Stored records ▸
========================

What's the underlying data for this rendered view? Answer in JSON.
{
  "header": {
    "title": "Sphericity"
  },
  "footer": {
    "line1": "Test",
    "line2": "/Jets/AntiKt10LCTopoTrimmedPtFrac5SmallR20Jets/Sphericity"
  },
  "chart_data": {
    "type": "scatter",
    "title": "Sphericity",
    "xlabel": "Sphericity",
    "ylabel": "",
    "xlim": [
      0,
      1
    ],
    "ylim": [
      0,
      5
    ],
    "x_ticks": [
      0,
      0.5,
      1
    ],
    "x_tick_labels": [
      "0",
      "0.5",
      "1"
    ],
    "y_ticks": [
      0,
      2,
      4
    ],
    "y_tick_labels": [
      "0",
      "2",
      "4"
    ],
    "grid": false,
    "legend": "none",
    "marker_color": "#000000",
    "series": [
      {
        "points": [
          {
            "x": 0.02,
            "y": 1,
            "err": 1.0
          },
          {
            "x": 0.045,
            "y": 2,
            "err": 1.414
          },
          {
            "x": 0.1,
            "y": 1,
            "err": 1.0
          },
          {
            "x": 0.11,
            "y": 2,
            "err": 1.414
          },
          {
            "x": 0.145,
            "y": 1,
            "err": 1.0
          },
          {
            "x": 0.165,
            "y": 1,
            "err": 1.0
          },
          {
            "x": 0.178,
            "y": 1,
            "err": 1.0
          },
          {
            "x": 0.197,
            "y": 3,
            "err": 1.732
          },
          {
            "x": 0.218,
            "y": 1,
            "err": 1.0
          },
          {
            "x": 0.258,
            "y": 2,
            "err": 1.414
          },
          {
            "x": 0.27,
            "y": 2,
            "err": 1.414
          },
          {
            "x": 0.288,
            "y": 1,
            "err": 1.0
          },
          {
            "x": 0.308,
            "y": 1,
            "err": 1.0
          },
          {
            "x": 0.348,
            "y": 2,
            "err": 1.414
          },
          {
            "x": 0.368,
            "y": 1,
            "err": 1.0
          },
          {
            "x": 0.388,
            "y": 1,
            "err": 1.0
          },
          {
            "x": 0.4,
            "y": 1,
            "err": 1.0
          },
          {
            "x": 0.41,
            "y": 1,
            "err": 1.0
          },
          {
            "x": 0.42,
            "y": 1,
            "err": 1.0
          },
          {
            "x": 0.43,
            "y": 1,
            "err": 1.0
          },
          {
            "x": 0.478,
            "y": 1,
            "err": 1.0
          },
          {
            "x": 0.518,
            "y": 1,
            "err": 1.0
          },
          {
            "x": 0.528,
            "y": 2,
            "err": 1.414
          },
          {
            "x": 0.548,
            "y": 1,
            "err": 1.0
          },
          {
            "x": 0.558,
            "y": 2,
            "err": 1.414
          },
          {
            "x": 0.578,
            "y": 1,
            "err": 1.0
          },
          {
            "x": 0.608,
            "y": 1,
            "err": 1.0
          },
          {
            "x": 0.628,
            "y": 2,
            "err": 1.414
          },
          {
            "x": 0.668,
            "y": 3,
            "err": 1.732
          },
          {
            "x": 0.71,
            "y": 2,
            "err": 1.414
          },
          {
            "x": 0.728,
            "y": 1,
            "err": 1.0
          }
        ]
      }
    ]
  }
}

========================

REQUIRED WORK ▸ Restate the whole listing exactly.

SOLUTION ▸
What's the underlying data for this rendered view? Answer in JSON.
{
  "header": {
    "title": "Sphericity"
  },
  "footer": {
    "line1": "Test",
    "line2": "/Jets/AntiKt10LCTopoTrimmedPtFrac5SmallR20Jets/Sphericity"
  },
  "chart_data": {
    "type": "scatter",
    "title": "Sphericity",
    "xlabel": "Sphericity",
    "ylabel": "",
    "xlim": [
      0,
      1
    ],
    "ylim": [
      0,
      5
    ],
    "x_ticks": [
      0,
      0.5,
      1
    ],
    "x_tick_labels": [
      "0",
      "0.5",
      "1"
    ],
    "y_ticks": [
      0,
      2,
      4
    ],
    "y_tick_labels": [
      "0",
      "2",
      "4"
    ],
    "grid": false,
    "legend": "none",
    "marker_color": "#000000",
    "series": [
      {
        "points": [
          {
            "x": 0.02,
            "y": 1,
            "err": 1.0
          },
          {
            "x": 0.045,
            "y": 2,
            "err": 1.414
          },
          {
            "x": 0.1,
            "y": 1,
            "err": 1.0
          },
          {
            "x": 0.11,
            "y": 2,
            "err": 1.414
          },
          {
            "x": 0.145,
            "y": 1,
            "err": 1.0
          },
          {
            "x": 0.165,
            "y": 1,
            "err": 1.0
          },
          {
            "x": 0.178,
            "y": 1,
            "err": 1.0
          },
          {
            "x": 0.197,
            "y": 3,
            "err": 1.732
          },
          {
            "x": 0.218,
            "y": 1,
            "err": 1.0
          },
          {
            "x": 0.258,
            "y": 2,
            "err": 1.414
          },
          {
            "x": 0.27,
            "y": 2,
            "err": 1.414
          },
          {
            "x": 0.288,
            "y": 1,
            "err": 1.0
          },
          {
            "x": 0.308,
            "y": 1,
            "err": 1.0
          },
          {
            "x": 0.348,
            "y": 2,
            "err": 1.414
          },
          {
            "x": 0.368,
            "y": 1,
            "err": 1.0
          },
          {
            "x": 0.388,
            "y": 1,
            "err": 1.0
          },
          {
            "x": 0.4,
            "y": 1,
            "err": 1.0
          },
          {
            "x": 0.41,
            "y": 1,
            "err": 1.0
          },
          {
            "x": 0.42,
            "y": 1,
            "err": 1.0
          },
          {
            "x": 0.43,
            "y": 1,
            "err": 1.0
          },
          {
            "x": 0.478,
            "y": 1,
            "err": 1.0
          },
          {
            "x": 0.518,
            "y": 1,
            "err": 1.0
          },
          {
            "x": 0.528,
            "y": 2,
            "err": 1.414
          },
          {
            "x": 0.548,
            "y": 1,
            "err": 1.0
          },
          {
            "x": 0.558,
            "y": 2,
            "err": 1.414
          },
          {
            "x": 0.578,
            "y": 1,
            "err": 1.0
          },
          {
            "x": 0.608,
            "y": 1,
            "err": 1.0
          },
          {
            "x": 0.628,
            "y": 2,
            "err": 1.414
          },
          {
            "x": 0.668,
            "y": 3,
            "err": 1.732
          },
          {
            "x": 0.71,
            "y": 2,
            "err": 1.414
          },
          {
            "x": 0.728,
            "y": 1,
            "err": 1.0
          }
        ]
      }
    ]
  }
}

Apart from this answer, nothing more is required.